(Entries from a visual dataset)
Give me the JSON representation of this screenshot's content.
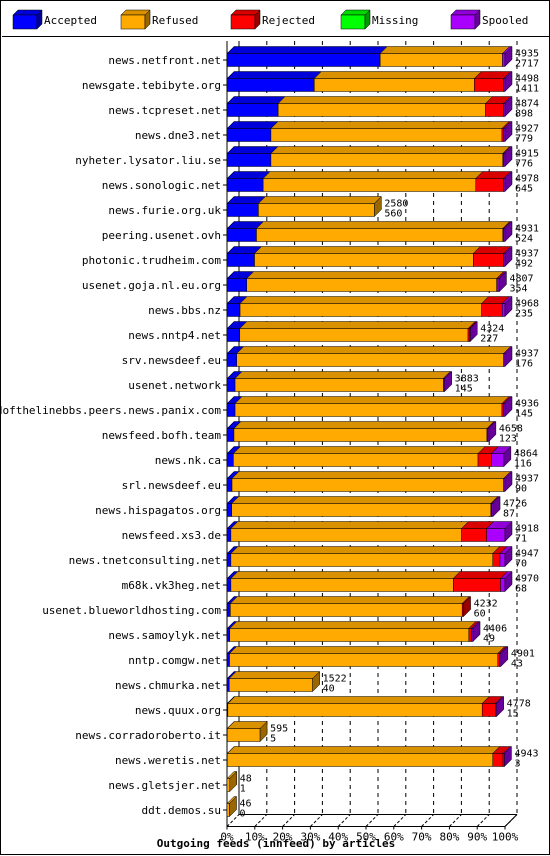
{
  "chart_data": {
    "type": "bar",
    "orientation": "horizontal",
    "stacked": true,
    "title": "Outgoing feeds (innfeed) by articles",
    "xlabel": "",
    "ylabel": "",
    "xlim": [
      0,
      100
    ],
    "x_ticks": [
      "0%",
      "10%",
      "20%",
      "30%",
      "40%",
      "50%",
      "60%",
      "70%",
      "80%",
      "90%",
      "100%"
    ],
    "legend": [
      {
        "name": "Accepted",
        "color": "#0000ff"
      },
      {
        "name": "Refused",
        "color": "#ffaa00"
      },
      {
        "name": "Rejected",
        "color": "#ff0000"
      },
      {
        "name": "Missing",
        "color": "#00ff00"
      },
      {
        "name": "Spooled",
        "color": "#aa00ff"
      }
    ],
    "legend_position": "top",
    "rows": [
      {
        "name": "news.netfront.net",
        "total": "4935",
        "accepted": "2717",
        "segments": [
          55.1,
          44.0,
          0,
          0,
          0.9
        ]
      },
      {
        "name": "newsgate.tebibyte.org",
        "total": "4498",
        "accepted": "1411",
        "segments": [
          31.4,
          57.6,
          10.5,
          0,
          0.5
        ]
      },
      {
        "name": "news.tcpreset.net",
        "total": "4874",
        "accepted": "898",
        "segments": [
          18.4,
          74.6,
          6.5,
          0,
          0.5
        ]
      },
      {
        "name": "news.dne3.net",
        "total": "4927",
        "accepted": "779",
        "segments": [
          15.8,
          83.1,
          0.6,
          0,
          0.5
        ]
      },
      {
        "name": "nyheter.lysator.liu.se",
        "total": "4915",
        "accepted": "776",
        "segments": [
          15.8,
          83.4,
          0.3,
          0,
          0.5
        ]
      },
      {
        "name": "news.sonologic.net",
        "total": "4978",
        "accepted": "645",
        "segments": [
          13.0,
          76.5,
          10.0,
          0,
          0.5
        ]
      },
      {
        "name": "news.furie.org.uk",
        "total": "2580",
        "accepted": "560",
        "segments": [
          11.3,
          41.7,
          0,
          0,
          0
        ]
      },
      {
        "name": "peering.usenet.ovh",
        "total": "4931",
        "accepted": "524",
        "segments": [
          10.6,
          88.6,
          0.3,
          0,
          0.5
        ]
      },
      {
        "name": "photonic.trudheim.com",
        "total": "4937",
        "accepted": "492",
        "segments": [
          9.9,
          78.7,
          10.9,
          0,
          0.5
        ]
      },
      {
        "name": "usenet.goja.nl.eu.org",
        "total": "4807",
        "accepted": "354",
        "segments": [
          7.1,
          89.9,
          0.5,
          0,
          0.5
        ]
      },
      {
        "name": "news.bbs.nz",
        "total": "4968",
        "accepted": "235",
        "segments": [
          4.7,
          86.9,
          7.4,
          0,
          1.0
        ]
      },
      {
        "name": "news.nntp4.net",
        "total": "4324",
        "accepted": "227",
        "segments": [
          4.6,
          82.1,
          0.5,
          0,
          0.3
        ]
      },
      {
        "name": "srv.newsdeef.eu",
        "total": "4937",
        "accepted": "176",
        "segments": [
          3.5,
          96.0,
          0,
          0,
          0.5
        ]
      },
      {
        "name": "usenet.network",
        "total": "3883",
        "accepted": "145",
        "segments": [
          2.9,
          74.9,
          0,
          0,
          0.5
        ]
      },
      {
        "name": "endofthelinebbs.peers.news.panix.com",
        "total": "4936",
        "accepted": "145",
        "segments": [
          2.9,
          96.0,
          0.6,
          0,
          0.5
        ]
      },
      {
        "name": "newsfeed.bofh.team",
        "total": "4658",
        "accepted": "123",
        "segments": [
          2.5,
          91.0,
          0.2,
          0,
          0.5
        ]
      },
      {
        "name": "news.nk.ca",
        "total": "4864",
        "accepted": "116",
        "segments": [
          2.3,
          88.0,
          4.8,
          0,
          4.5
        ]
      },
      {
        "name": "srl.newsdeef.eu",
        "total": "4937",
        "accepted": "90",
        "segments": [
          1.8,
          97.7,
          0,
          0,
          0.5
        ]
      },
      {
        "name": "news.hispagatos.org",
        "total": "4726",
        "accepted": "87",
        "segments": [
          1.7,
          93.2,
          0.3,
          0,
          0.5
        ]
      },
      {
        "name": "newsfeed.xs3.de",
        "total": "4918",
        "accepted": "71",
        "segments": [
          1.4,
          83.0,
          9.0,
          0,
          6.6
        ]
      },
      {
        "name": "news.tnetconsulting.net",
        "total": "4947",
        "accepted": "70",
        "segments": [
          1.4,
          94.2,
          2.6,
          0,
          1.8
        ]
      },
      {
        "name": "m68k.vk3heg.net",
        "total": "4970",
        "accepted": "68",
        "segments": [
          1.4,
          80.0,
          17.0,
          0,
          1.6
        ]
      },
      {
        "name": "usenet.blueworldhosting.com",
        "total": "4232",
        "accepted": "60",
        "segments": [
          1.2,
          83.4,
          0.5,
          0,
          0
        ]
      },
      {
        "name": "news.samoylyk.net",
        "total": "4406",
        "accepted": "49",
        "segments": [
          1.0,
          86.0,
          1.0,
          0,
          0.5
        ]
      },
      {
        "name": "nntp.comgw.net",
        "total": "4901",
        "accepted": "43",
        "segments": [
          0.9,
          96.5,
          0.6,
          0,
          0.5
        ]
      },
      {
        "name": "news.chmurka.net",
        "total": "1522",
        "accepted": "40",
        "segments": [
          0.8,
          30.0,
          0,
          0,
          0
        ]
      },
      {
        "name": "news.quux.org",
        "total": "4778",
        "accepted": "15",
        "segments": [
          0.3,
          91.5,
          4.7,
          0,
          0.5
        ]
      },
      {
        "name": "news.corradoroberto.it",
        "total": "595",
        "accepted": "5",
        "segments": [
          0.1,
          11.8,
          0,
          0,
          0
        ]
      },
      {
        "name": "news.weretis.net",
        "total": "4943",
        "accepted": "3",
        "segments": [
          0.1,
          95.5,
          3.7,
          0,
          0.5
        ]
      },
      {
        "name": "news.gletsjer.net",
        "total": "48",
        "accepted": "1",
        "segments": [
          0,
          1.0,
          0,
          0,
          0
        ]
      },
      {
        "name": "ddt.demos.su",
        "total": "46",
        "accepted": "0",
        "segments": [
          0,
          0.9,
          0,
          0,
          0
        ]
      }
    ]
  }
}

**EXERCISE DIRECTIONS**
Exact duplication of all the records is required; pictures are omitted from the copy.

**WRITTEN RESPONSE**
Give me the JSON representation of this screenshot's content.
{
  "chart_data": {
    "type": "bar",
    "orientation": "horizontal",
    "stacked": true,
    "title": "Outgoing feeds (innfeed) by articles",
    "xlabel": "",
    "ylabel": "",
    "xlim": [
      0,
      100
    ],
    "x_ticks": [
      "0%",
      "10%",
      "20%",
      "30%",
      "40%",
      "50%",
      "60%",
      "70%",
      "80%",
      "90%",
      "100%"
    ],
    "legend": [
      {
        "name": "Accepted",
        "color": "#0000ff"
      },
      {
        "name": "Refused",
        "color": "#ffaa00"
      },
      {
        "name": "Rejected",
        "color": "#ff0000"
      },
      {
        "name": "Missing",
        "color": "#00ff00"
      },
      {
        "name": "Spooled",
        "color": "#aa00ff"
      }
    ],
    "legend_position": "top",
    "rows": [
      {
        "name": "news.netfront.net",
        "total": "4935",
        "accepted": "2717",
        "segments": [
          55.1,
          44.0,
          0,
          0,
          0.9
        ]
      },
      {
        "name": "newsgate.tebibyte.org",
        "total": "4498",
        "accepted": "1411",
        "segments": [
          31.4,
          57.6,
          10.5,
          0,
          0.5
        ]
      },
      {
        "name": "news.tcpreset.net",
        "total": "4874",
        "accepted": "898",
        "segments": [
          18.4,
          74.6,
          6.5,
          0,
          0.5
        ]
      },
      {
        "name": "news.dne3.net",
        "total": "4927",
        "accepted": "779",
        "segments": [
          15.8,
          83.1,
          0.6,
          0,
          0.5
        ]
      },
      {
        "name": "nyheter.lysator.liu.se",
        "total": "4915",
        "accepted": "776",
        "segments": [
          15.8,
          83.4,
          0.3,
          0,
          0.5
        ]
      },
      {
        "name": "news.sonologic.net",
        "total": "4978",
        "accepted": "645",
        "segments": [
          13.0,
          76.5,
          10.0,
          0,
          0.5
        ]
      },
      {
        "name": "news.furie.org.uk",
        "total": "2580",
        "accepted": "560",
        "segments": [
          11.3,
          41.7,
          0,
          0,
          0
        ]
      },
      {
        "name": "peering.usenet.ovh",
        "total": "4931",
        "accepted": "524",
        "segments": [
          10.6,
          88.6,
          0.3,
          0,
          0.5
        ]
      },
      {
        "name": "photonic.trudheim.com",
        "total": "4937",
        "accepted": "492",
        "segments": [
          9.9,
          78.7,
          10.9,
          0,
          0.5
        ]
      },
      {
        "name": "usenet.goja.nl.eu.org",
        "total": "4807",
        "accepted": "354",
        "segments": [
          7.1,
          89.9,
          0.5,
          0,
          0.5
        ]
      },
      {
        "name": "news.bbs.nz",
        "total": "4968",
        "accepted": "235",
        "segments": [
          4.7,
          86.9,
          7.4,
          0,
          1.0
        ]
      },
      {
        "name": "news.nntp4.net",
        "total": "4324",
        "accepted": "227",
        "segments": [
          4.6,
          82.1,
          0.5,
          0,
          0.3
        ]
      },
      {
        "name": "srv.newsdeef.eu",
        "total": "4937",
        "accepted": "176",
        "segments": [
          3.5,
          96.0,
          0,
          0,
          0.5
        ]
      },
      {
        "name": "usenet.network",
        "total": "3883",
        "accepted": "145",
        "segments": [
          2.9,
          74.9,
          0,
          0,
          0.5
        ]
      },
      {
        "name": "endofthelinebbs.peers.news.panix.com",
        "total": "4936",
        "accepted": "145",
        "segments": [
          2.9,
          96.0,
          0.6,
          0,
          0.5
        ]
      },
      {
        "name": "newsfeed.bofh.team",
        "total": "4658",
        "accepted": "123",
        "segments": [
          2.5,
          91.0,
          0.2,
          0,
          0.5
        ]
      },
      {
        "name": "news.nk.ca",
        "total": "4864",
        "accepted": "116",
        "segments": [
          2.3,
          88.0,
          4.8,
          0,
          4.5
        ]
      },
      {
        "name": "srl.newsdeef.eu",
        "total": "4937",
        "accepted": "90",
        "segments": [
          1.8,
          97.7,
          0,
          0,
          0.5
        ]
      },
      {
        "name": "news.hispagatos.org",
        "total": "4726",
        "accepted": "87",
        "segments": [
          1.7,
          93.2,
          0.3,
          0,
          0.5
        ]
      },
      {
        "name": "newsfeed.xs3.de",
        "total": "4918",
        "accepted": "71",
        "segments": [
          1.4,
          83.0,
          9.0,
          0,
          6.6
        ]
      },
      {
        "name": "news.tnetconsulting.net",
        "total": "4947",
        "accepted": "70",
        "segments": [
          1.4,
          94.2,
          2.6,
          0,
          1.8
        ]
      },
      {
        "name": "m68k.vk3heg.net",
        "total": "4970",
        "accepted": "68",
        "segments": [
          1.4,
          80.0,
          17.0,
          0,
          1.6
        ]
      },
      {
        "name": "usenet.blueworldhosting.com",
        "total": "4232",
        "accepted": "60",
        "segments": [
          1.2,
          83.4,
          0.5,
          0,
          0
        ]
      },
      {
        "name": "news.samoylyk.net",
        "total": "4406",
        "accepted": "49",
        "segments": [
          1.0,
          86.0,
          1.0,
          0,
          0.5
        ]
      },
      {
        "name": "nntp.comgw.net",
        "total": "4901",
        "accepted": "43",
        "segments": [
          0.9,
          96.5,
          0.6,
          0,
          0.5
        ]
      },
      {
        "name": "news.chmurka.net",
        "total": "1522",
        "accepted": "40",
        "segments": [
          0.8,
          30.0,
          0,
          0,
          0
        ]
      },
      {
        "name": "news.quux.org",
        "total": "4778",
        "accepted": "15",
        "segments": [
          0.3,
          91.5,
          4.7,
          0,
          0.5
        ]
      },
      {
        "name": "news.corradoroberto.it",
        "total": "595",
        "accepted": "5",
        "segments": [
          0.1,
          11.8,
          0,
          0,
          0
        ]
      },
      {
        "name": "news.weretis.net",
        "total": "4943",
        "accepted": "3",
        "segments": [
          0.1,
          95.5,
          3.7,
          0,
          0.5
        ]
      },
      {
        "name": "news.gletsjer.net",
        "total": "48",
        "accepted": "1",
        "segments": [
          0,
          1.0,
          0,
          0,
          0
        ]
      },
      {
        "name": "ddt.demos.su",
        "total": "46",
        "accepted": "0",
        "segments": [
          0,
          0.9,
          0,
          0,
          0
        ]
      }
    ]
  }
}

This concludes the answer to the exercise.